Work required => Down to the last line, print the entries below exactly, and keep every picture out of the copy.

** Entries supplied follows **

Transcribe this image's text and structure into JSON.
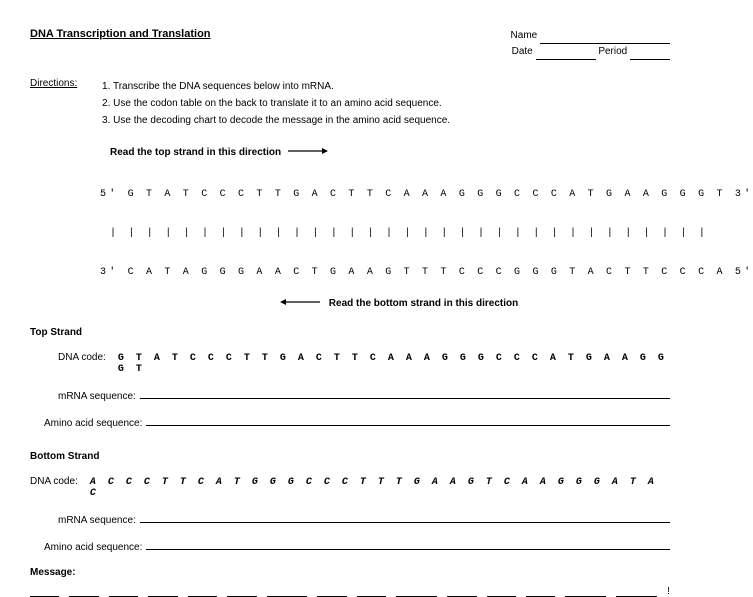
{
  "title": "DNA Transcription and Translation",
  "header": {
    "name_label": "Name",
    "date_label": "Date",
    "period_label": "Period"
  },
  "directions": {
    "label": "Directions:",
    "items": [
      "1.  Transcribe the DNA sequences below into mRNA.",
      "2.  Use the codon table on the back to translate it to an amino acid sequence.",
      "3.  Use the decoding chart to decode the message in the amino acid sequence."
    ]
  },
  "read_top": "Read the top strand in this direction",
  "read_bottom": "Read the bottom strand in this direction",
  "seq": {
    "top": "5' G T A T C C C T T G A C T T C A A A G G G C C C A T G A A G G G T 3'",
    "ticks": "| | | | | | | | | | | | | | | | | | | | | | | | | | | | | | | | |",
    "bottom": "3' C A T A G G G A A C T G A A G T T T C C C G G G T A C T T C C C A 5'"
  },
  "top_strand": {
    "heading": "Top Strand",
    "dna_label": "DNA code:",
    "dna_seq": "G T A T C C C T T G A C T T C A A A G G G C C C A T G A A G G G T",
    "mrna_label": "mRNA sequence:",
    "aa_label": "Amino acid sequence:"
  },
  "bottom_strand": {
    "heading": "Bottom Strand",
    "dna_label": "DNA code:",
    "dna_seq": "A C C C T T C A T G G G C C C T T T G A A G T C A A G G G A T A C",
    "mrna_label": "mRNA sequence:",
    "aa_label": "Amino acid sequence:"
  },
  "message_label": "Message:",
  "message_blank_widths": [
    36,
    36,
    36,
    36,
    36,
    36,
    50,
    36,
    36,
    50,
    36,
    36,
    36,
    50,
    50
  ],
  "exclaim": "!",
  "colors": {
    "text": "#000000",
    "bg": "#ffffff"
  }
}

** End of Entries supplied **

Written reply =>
Transcribe this image's text and structure into JSON.
{
  "title": "DNA Transcription and Translation",
  "header": {
    "name_label": "Name",
    "date_label": "Date",
    "period_label": "Period"
  },
  "directions": {
    "label": "Directions:",
    "items": [
      "1.  Transcribe the DNA sequences below into mRNA.",
      "2.  Use the codon table on the back to translate it to an amino acid sequence.",
      "3.  Use the decoding chart to decode the message in the amino acid sequence."
    ]
  },
  "read_top": "Read the top strand in this direction",
  "read_bottom": "Read the bottom strand in this direction",
  "seq": {
    "top": "5' G T A T C C C T T G A C T T C A A A G G G C C C A T G A A G G G T 3'",
    "ticks": "| | | | | | | | | | | | | | | | | | | | | | | | | | | | | | | | |",
    "bottom": "3' C A T A G G G A A C T G A A G T T T C C C G G G T A C T T C C C A 5'"
  },
  "top_strand": {
    "heading": "Top Strand",
    "dna_label": "DNA code:",
    "dna_seq": "G T A T C C C T T G A C T T C A A A G G G C C C A T G A A G G G T",
    "mrna_label": "mRNA sequence:",
    "aa_label": "Amino acid sequence:"
  },
  "bottom_strand": {
    "heading": "Bottom Strand",
    "dna_label": "DNA code:",
    "dna_seq": "A C C C T T C A T G G G C C C T T T G A A G T C A A G G G A T A C",
    "mrna_label": "mRNA sequence:",
    "aa_label": "Amino acid sequence:"
  },
  "message_label": "Message:",
  "message_blank_widths": [
    36,
    36,
    36,
    36,
    36,
    36,
    50,
    36,
    36,
    50,
    36,
    36,
    36,
    50,
    50
  ],
  "exclaim": "!",
  "colors": {
    "text": "#000000",
    "bg": "#ffffff"
  }
}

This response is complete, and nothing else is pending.